Data rows =>
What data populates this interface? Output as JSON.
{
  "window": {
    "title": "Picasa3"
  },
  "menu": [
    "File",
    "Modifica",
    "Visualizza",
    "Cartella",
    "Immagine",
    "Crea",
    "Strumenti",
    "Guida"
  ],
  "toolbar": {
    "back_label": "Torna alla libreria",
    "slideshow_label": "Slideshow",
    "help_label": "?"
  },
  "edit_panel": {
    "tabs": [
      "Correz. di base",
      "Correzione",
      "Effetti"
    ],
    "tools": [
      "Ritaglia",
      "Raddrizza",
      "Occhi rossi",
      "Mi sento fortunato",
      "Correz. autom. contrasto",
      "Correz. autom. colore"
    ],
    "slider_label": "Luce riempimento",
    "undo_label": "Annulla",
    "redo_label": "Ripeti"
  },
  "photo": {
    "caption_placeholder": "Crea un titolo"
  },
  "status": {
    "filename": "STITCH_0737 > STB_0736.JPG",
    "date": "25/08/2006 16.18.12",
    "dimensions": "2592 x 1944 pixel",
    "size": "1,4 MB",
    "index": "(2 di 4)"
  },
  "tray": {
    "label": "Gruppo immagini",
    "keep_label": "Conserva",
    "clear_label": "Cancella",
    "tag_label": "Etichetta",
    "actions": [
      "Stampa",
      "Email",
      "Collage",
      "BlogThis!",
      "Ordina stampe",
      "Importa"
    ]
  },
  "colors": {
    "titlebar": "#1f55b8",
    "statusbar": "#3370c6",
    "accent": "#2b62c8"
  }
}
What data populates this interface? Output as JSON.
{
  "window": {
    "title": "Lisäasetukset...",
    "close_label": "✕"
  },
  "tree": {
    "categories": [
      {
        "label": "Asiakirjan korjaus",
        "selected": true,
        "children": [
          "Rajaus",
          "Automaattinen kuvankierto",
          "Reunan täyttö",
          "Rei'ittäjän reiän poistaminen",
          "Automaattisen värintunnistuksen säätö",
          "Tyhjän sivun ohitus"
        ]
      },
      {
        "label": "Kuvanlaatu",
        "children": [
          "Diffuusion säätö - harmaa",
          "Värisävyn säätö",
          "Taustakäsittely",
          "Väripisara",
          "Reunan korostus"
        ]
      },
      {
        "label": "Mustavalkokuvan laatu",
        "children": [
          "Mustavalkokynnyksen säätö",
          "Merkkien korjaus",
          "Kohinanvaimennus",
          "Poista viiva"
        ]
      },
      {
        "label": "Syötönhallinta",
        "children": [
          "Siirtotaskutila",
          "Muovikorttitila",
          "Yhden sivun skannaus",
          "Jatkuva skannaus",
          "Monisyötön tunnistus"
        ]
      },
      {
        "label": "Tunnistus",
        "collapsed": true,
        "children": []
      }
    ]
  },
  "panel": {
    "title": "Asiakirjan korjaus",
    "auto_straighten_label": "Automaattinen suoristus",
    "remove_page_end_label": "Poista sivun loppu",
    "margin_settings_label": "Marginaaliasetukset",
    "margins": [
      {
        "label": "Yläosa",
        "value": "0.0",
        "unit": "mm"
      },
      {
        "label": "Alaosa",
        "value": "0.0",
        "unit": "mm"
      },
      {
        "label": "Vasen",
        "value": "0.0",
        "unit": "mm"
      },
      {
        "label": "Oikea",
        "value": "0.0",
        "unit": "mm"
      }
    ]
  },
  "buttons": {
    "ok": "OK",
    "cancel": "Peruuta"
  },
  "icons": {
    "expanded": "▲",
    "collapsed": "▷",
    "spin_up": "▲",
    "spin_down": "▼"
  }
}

Stated goal => Output each record exactly, leaving nothing out.

Reply =>
What data populates this interface? Output as JSON.
{
  "window": {
    "title": "Picasa3"
  },
  "menu": [
    "File",
    "Modifica",
    "Visualizza",
    "Cartella",
    "Immagine",
    "Crea",
    "Strumenti",
    "Guida"
  ],
  "toolbar": {
    "back_label": "Torna alla libreria",
    "slideshow_label": "Slideshow",
    "help_label": "?"
  },
  "edit_panel": {
    "tabs": [
      "Correz. di base",
      "Correzione",
      "Effetti"
    ],
    "tools": [
      "Ritaglia",
      "Raddrizza",
      "Occhi rossi",
      "Mi sento fortunato",
      "Correz. autom. contrasto",
      "Correz. autom. colore"
    ],
    "slider_label": "Luce riempimento",
    "undo_label": "Annulla",
    "redo_label": "Ripeti"
  },
  "photo": {
    "caption_placeholder": "Crea un titolo"
  },
  "status": {
    "filename": "STITCH_0737 > STB_0736.JPG",
    "date": "25/08/2006 16.18.12",
    "dimensions": "2592 x 1944 pixel",
    "size": "1,4 MB",
    "index": "(2 di 4)"
  },
  "tray": {
    "label": "Gruppo immagini",
    "keep_label": "Conserva",
    "clear_label": "Cancella",
    "tag_label": "Etichetta",
    "actions": [
      "Stampa",
      "Email",
      "Collage",
      "BlogThis!",
      "Ordina stampe",
      "Importa"
    ]
  },
  "colors": {
    "titlebar": "#1f55b8",
    "statusbar": "#3370c6",
    "accent": "#2b62c8"
  }
}
What data populates this interface? Output as JSON.
{
  "window": {
    "title": "Lisäasetukset...",
    "close_label": "✕"
  },
  "tree": {
    "categories": [
      {
        "label": "Asiakirjan korjaus",
        "selected": true,
        "children": [
          "Rajaus",
          "Automaattinen kuvankierto",
          "Reunan täyttö",
          "Rei'ittäjän reiän poistaminen",
          "Automaattisen värintunnistuksen säätö",
          "Tyhjän sivun ohitus"
        ]
      },
      {
        "label": "Kuvanlaatu",
        "children": [
          "Diffuusion säätö - harmaa",
          "Värisävyn säätö",
          "Taustakäsittely",
          "Väripisara",
          "Reunan korostus"
        ]
      },
      {
        "label": "Mustavalkokuvan laatu",
        "children": [
          "Mustavalkokynnyksen säätö",
          "Merkkien korjaus",
          "Kohinanvaimennus",
          "Poista viiva"
        ]
      },
      {
        "label": "Syötönhallinta",
        "children": [
          "Siirtotaskutila",
          "Muovikorttitila",
          "Yhden sivun skannaus",
          "Jatkuva skannaus",
          "Monisyötön tunnistus"
        ]
      },
      {
        "label": "Tunnistus",
        "collapsed": true,
        "children": []
      }
    ]
  },
  "panel": {
    "title": "Asiakirjan korjaus",
    "auto_straighten_label": "Automaattinen suoristus",
    "remove_page_end_label": "Poista sivun loppu",
    "margin_settings_label": "Marginaaliasetukset",
    "margins": [
      {
        "label": "Yläosa",
        "value": "0.0",
        "unit": "mm"
      },
      {
        "label": "Alaosa",
        "value": "0.0",
        "unit": "mm"
      },
      {
        "label": "Vasen",
        "value": "0.0",
        "unit": "mm"
      },
      {
        "label": "Oikea",
        "value": "0.0",
        "unit": "mm"
      }
    ]
  },
  "buttons": {
    "ok": "OK",
    "cancel": "Peruuta"
  },
  "icons": {
    "expanded": "▲",
    "collapsed": "▷",
    "spin_up": "▲",
    "spin_down": "▼"
  }
}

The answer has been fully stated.